▸ **DATASET RECORDS**
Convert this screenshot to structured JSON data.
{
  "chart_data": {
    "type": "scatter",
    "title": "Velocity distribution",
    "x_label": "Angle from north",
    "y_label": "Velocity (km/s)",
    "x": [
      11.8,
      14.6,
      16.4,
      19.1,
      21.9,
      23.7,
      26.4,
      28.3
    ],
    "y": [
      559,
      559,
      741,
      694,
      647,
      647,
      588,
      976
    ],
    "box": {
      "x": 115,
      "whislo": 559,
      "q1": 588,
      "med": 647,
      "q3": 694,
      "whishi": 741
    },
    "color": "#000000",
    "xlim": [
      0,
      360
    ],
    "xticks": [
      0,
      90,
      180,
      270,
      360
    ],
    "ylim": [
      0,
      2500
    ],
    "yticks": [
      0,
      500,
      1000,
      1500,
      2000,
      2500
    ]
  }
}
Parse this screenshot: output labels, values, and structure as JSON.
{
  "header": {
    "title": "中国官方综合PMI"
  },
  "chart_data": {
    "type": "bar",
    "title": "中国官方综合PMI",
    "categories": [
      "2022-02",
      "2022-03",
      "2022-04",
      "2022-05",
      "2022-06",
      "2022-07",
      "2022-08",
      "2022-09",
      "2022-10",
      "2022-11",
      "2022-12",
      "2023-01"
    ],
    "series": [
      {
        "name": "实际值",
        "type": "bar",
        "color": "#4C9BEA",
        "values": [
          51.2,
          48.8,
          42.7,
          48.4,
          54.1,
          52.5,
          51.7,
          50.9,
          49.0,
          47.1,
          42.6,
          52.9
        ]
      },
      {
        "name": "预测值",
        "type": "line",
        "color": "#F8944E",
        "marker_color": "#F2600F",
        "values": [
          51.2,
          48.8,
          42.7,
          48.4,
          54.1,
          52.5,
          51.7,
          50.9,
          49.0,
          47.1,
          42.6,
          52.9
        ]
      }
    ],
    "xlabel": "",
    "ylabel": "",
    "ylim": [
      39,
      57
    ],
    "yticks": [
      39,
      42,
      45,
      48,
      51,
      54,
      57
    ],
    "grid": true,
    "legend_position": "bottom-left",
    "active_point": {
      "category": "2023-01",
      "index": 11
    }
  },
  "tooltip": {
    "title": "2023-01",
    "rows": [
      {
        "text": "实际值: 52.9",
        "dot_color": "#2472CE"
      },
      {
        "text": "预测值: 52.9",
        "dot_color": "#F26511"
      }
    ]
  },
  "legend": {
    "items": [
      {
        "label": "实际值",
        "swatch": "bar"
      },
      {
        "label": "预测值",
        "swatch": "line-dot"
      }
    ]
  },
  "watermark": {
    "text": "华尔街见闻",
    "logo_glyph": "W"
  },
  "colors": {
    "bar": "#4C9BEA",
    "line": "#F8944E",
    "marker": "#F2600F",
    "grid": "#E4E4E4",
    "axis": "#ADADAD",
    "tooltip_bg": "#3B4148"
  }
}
--
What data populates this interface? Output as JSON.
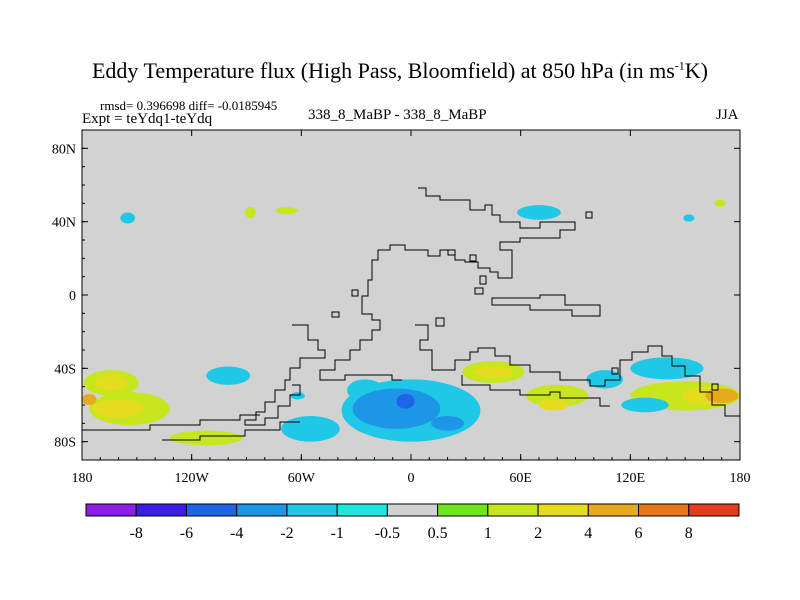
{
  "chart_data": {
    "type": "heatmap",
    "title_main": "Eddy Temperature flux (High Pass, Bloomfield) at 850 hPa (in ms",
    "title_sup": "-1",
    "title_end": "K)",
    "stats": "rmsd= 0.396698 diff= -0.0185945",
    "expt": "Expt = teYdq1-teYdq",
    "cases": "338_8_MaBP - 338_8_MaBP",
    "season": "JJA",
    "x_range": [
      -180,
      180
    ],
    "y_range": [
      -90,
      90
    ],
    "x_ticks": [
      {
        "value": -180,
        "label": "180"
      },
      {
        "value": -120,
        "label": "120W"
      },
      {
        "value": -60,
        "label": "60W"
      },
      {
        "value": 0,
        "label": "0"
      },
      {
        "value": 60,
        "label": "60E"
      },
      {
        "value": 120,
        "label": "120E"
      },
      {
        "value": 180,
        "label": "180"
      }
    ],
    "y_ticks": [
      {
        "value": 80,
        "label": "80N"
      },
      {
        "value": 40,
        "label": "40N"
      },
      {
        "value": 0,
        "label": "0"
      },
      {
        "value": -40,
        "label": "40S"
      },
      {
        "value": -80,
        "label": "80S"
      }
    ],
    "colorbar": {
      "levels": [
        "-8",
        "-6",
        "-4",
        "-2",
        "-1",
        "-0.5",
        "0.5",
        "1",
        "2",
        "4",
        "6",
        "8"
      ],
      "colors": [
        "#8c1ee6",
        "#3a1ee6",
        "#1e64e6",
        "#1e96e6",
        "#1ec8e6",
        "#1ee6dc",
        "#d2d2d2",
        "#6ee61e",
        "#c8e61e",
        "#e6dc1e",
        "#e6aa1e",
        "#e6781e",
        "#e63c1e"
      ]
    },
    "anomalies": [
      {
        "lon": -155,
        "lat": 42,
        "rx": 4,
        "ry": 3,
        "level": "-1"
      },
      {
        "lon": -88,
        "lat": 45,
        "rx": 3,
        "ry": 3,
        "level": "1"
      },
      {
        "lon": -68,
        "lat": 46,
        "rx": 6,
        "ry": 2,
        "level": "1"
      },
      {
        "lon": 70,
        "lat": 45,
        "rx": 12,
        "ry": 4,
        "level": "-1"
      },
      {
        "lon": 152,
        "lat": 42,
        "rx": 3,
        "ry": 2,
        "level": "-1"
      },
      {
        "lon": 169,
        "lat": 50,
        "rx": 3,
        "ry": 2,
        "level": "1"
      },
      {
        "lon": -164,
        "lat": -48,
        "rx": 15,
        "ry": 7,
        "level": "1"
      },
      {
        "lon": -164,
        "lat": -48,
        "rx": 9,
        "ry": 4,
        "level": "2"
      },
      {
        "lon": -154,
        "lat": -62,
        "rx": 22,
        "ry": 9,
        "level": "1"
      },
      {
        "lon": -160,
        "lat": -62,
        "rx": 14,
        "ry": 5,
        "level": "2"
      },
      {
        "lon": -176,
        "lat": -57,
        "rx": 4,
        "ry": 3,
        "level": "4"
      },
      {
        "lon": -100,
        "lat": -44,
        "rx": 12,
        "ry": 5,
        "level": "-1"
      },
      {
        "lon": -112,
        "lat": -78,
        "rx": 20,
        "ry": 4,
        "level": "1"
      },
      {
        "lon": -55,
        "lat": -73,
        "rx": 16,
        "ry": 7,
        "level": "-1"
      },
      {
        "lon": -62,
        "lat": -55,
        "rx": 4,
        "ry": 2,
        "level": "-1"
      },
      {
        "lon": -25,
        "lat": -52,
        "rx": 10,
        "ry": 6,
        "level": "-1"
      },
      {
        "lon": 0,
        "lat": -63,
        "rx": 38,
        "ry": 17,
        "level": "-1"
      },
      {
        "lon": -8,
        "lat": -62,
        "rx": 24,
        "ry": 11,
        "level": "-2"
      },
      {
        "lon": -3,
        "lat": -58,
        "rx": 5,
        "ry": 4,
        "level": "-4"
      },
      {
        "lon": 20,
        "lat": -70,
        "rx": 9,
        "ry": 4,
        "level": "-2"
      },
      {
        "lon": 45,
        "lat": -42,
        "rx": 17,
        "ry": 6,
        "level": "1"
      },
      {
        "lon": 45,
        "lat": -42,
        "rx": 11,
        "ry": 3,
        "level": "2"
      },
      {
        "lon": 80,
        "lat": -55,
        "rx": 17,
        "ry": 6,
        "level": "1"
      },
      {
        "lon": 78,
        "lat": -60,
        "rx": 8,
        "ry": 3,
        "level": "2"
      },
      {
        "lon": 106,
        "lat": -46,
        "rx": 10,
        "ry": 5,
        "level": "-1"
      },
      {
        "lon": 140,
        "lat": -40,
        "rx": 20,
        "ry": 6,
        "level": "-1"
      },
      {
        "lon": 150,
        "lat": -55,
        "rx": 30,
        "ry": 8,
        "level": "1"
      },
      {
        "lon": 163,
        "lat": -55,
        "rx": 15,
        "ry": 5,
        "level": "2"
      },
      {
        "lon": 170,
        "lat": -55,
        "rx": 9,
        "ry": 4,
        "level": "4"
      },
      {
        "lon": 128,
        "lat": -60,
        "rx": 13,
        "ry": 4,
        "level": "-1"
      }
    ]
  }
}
==
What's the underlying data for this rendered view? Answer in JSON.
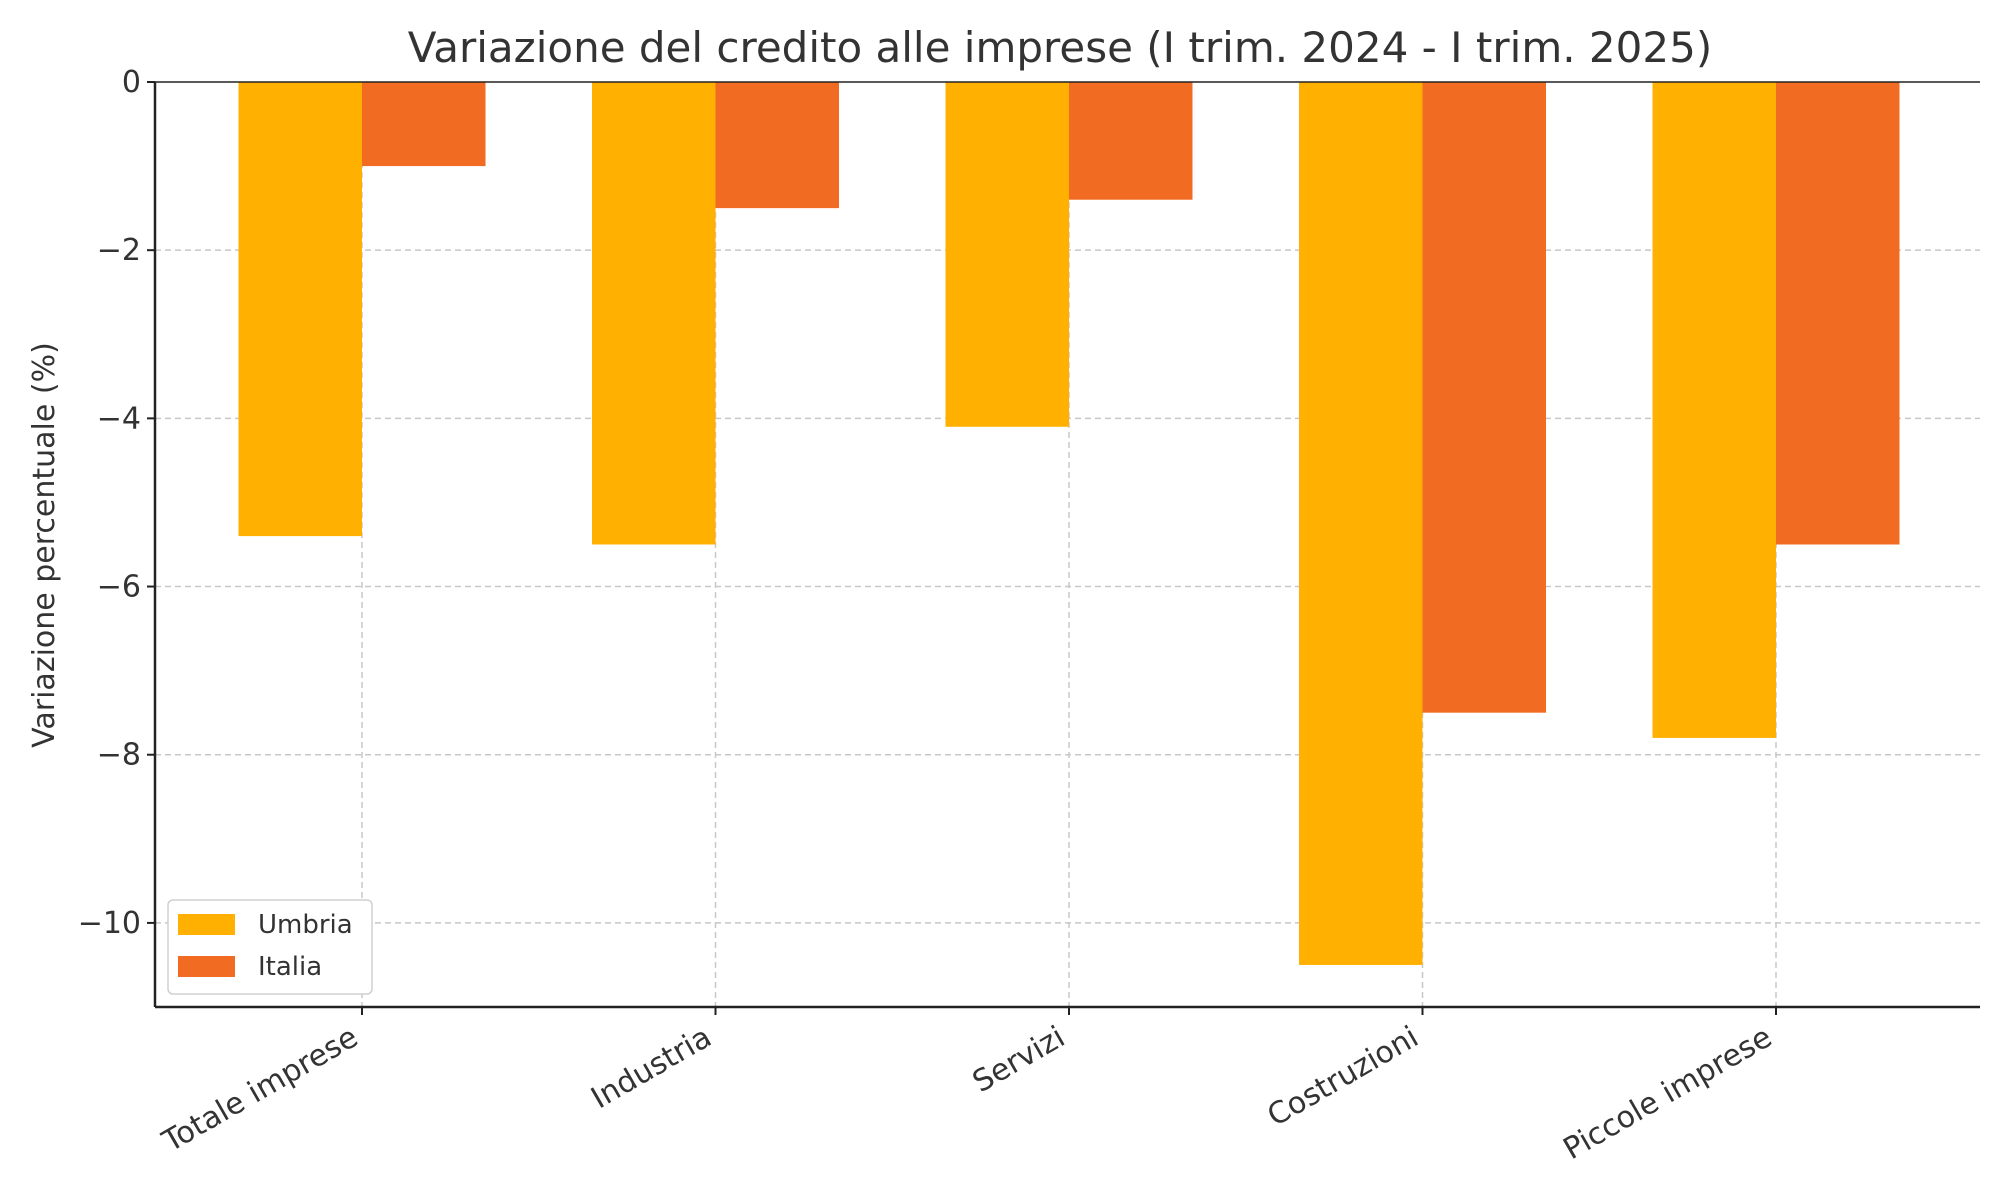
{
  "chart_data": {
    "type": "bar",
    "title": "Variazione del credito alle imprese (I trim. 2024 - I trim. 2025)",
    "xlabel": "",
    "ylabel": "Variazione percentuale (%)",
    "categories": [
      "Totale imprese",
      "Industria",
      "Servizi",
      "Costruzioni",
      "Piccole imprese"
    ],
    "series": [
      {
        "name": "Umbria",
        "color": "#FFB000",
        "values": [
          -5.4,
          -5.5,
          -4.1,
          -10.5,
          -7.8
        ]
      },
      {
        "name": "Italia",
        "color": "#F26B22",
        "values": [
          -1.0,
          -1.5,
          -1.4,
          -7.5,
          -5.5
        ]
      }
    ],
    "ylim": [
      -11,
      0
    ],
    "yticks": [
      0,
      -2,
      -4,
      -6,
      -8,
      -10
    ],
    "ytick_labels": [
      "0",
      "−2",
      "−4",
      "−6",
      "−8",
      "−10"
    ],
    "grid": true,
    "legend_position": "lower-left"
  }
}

▸ **WHAT YOU SHOULD DO**
Filter out every line that lacks the word "left", and copy the rest.

▸ **FINAL ANSWER**
    "legend_position": "bottom-left",
    "legend_position": "lower-left"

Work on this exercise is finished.